### Work required
Please copy every line of the records below that holds the word "ylabel".

Collection entries
>> begin
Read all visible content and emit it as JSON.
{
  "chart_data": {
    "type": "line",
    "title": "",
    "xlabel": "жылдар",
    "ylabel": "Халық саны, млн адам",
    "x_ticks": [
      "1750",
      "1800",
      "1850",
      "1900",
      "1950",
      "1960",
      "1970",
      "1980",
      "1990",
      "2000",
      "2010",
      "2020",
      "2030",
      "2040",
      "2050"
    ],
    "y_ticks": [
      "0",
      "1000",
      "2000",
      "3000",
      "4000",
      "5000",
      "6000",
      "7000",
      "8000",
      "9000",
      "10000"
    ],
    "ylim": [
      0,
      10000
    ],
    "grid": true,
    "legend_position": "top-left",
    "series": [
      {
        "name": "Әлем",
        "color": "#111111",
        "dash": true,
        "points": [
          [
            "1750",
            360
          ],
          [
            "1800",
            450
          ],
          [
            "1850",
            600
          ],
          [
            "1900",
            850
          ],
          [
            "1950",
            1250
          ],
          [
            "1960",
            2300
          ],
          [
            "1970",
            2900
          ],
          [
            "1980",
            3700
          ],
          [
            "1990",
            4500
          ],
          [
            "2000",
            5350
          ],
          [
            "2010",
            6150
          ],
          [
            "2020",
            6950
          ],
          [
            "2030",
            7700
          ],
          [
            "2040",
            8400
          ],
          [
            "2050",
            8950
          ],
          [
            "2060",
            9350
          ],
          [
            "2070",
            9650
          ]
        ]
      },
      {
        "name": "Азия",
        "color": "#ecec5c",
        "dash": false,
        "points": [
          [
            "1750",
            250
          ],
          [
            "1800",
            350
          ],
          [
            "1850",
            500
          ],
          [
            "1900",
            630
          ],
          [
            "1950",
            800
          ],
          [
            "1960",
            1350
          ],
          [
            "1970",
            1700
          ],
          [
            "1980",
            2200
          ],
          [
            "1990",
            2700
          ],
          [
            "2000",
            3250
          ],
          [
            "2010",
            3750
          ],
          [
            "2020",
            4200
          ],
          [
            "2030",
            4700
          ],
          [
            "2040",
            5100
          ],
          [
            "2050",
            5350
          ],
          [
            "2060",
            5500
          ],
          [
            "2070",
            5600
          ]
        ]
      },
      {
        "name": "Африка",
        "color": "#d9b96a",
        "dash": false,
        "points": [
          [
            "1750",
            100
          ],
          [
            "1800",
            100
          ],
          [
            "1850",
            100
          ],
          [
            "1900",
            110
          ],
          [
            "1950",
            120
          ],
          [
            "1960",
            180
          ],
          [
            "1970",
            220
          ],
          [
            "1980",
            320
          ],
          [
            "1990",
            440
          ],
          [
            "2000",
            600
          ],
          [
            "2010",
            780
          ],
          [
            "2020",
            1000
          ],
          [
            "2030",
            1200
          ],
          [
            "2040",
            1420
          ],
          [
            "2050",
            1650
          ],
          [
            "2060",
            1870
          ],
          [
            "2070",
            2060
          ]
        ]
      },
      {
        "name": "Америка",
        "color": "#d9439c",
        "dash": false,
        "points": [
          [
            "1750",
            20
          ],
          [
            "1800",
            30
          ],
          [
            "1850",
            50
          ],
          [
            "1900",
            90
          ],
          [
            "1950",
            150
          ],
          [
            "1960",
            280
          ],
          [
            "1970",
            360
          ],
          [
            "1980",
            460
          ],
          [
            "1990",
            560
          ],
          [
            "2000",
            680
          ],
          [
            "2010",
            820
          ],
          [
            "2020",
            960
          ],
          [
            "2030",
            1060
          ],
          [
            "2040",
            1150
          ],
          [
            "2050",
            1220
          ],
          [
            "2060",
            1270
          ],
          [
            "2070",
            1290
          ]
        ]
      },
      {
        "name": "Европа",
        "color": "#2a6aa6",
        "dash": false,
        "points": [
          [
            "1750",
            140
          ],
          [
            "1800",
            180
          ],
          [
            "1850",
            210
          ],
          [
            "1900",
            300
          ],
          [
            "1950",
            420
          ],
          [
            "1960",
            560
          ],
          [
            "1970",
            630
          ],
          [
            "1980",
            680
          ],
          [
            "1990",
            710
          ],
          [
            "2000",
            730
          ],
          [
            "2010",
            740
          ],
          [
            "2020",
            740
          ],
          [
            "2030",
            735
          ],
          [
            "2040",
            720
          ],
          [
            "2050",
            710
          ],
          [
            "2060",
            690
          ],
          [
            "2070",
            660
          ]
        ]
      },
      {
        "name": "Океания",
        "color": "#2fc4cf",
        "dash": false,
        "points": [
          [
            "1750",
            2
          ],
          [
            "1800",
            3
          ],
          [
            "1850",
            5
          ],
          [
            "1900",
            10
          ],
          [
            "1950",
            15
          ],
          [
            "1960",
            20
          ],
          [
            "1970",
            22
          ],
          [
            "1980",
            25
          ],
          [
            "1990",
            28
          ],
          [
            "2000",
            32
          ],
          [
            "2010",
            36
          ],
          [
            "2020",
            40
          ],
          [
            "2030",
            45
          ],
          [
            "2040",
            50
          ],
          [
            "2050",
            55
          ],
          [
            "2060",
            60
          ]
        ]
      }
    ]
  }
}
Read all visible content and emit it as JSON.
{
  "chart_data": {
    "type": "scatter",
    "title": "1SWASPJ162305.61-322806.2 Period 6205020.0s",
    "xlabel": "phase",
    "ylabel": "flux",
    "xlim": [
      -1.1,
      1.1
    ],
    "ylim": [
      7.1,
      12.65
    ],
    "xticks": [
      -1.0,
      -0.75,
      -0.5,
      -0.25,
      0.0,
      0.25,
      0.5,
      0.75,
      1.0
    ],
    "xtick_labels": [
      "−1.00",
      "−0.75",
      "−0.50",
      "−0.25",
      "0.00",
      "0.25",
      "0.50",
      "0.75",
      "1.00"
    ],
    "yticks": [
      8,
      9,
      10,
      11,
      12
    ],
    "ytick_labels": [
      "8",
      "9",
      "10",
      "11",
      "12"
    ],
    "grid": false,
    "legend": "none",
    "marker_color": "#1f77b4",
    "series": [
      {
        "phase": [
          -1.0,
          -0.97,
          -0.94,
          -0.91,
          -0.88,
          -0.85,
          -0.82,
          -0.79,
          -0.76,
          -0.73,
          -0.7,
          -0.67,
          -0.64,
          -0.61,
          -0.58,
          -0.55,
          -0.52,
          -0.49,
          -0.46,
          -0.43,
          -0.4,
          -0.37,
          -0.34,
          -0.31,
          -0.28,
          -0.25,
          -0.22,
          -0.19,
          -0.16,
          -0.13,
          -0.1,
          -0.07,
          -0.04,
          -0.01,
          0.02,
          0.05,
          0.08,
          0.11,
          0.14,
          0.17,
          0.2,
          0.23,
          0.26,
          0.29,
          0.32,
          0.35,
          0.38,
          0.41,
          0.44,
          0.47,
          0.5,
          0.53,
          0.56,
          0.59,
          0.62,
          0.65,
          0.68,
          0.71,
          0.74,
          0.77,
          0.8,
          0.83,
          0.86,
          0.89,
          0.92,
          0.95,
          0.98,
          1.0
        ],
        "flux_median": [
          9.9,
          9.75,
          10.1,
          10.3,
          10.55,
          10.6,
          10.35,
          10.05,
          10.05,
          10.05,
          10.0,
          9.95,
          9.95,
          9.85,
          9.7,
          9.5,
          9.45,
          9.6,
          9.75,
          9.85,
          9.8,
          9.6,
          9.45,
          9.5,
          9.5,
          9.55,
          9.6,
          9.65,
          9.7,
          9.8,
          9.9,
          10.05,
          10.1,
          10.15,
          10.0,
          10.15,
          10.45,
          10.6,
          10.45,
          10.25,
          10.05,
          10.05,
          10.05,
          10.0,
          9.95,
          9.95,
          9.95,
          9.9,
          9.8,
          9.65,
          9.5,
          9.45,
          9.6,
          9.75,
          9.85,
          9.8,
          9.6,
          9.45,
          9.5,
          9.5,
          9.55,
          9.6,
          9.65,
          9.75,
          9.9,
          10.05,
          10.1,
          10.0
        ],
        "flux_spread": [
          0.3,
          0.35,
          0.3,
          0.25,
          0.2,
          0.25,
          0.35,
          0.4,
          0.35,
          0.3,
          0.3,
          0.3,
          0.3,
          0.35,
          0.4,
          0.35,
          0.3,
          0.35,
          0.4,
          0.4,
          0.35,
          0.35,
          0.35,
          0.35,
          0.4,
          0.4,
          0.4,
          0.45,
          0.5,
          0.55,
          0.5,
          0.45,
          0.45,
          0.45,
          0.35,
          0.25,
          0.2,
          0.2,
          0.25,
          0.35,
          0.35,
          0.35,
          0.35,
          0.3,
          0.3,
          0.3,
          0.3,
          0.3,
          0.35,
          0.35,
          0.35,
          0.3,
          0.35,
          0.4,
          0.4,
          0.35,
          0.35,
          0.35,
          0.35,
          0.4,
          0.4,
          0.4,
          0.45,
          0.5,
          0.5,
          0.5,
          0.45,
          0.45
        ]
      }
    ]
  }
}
>> end
### Correct result
    "ylabel": "Халық саны, млн адам",
    "ylabel": "flux",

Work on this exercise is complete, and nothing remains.